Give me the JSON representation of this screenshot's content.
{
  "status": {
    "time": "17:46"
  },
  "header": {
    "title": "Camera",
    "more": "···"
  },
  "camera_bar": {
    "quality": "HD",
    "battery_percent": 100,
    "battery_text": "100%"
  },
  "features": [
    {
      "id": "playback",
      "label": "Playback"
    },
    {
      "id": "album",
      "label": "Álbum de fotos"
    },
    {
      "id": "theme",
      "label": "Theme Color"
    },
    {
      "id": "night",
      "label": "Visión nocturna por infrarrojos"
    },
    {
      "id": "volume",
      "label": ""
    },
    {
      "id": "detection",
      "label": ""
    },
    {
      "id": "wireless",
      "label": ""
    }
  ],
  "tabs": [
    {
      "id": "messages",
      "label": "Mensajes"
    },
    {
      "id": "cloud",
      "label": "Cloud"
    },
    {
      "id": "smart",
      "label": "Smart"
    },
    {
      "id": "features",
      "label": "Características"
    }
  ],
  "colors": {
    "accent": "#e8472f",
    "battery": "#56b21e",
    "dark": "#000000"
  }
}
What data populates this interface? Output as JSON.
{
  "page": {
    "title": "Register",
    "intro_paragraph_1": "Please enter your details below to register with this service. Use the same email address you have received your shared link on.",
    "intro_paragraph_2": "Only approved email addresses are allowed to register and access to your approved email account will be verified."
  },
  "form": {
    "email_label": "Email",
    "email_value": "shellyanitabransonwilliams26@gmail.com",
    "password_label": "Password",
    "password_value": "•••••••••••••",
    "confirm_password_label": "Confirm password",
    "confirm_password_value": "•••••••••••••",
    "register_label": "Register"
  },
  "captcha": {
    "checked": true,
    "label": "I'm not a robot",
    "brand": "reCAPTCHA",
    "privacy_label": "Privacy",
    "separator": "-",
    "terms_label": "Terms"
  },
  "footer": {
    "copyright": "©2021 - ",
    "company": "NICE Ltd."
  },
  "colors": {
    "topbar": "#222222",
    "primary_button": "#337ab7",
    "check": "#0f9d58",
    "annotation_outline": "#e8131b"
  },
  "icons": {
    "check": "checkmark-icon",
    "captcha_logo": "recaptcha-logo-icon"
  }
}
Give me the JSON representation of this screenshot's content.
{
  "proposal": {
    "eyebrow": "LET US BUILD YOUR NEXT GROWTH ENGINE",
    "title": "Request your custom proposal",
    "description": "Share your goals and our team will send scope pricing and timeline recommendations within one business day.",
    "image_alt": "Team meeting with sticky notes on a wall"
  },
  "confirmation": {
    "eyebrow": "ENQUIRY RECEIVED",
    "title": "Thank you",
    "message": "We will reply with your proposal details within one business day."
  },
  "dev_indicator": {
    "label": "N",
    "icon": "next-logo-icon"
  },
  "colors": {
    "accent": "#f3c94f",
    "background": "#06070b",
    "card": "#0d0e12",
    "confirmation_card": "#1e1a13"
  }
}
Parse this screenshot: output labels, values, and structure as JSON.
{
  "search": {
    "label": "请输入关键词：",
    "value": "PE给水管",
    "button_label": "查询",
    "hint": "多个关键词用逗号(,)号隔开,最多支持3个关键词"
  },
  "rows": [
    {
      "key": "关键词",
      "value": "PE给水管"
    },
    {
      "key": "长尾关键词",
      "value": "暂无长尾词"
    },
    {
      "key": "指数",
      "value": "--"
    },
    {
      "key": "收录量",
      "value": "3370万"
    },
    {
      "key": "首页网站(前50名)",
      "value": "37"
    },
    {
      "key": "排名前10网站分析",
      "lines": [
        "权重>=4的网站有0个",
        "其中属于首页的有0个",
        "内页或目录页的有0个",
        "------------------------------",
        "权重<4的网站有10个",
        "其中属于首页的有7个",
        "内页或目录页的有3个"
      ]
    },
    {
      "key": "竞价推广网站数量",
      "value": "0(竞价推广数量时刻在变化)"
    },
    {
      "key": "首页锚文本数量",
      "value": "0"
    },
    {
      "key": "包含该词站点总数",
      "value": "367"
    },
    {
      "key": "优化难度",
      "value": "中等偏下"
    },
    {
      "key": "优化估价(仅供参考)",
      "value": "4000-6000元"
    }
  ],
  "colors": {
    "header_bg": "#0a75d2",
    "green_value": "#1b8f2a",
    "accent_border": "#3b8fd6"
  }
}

● ● ● ●

• _GIVEN PROBLEM_
Copy out the lines from the line containing "Parse this screenshot: output" to the end of the listing above, without alteration.

• _WRITTEN REPLY_
Parse this screenshot: output labels, values, and structure as JSON.
{
  "search": {
    "label": "请输入关键词：",
    "value": "PE给水管",
    "button_label": "查询",
    "hint": "多个关键词用逗号(,)号隔开,最多支持3个关键词"
  },
  "rows": [
    {
      "key": "关键词",
      "value": "PE给水管"
    },
    {
      "key": "长尾关键词",
      "value": "暂无长尾词"
    },
    {
      "key": "指数",
      "value": "--"
    },
    {
      "key": "收录量",
      "value": "3370万"
    },
    {
      "key": "首页网站(前50名)",
      "value": "37"
    },
    {
      "key": "排名前10网站分析",
      "lines": [
        "权重>=4的网站有0个",
        "其中属于首页的有0个",
        "内页或目录页的有0个",
        "------------------------------",
        "权重<4的网站有10个",
        "其中属于首页的有7个",
        "内页或目录页的有3个"
      ]
    },
    {
      "key": "竞价推广网站数量",
      "value": "0(竞价推广数量时刻在变化)"
    },
    {
      "key": "首页锚文本数量",
      "value": "0"
    },
    {
      "key": "包含该词站点总数",
      "value": "367"
    },
    {
      "key": "优化难度",
      "value": "中等偏下"
    },
    {
      "key": "优化估价(仅供参考)",
      "value": "4000-6000元"
    }
  ],
  "colors": {
    "header_bg": "#0a75d2",
    "green_value": "#1b8f2a",
    "accent_border": "#3b8fd6"
  }
}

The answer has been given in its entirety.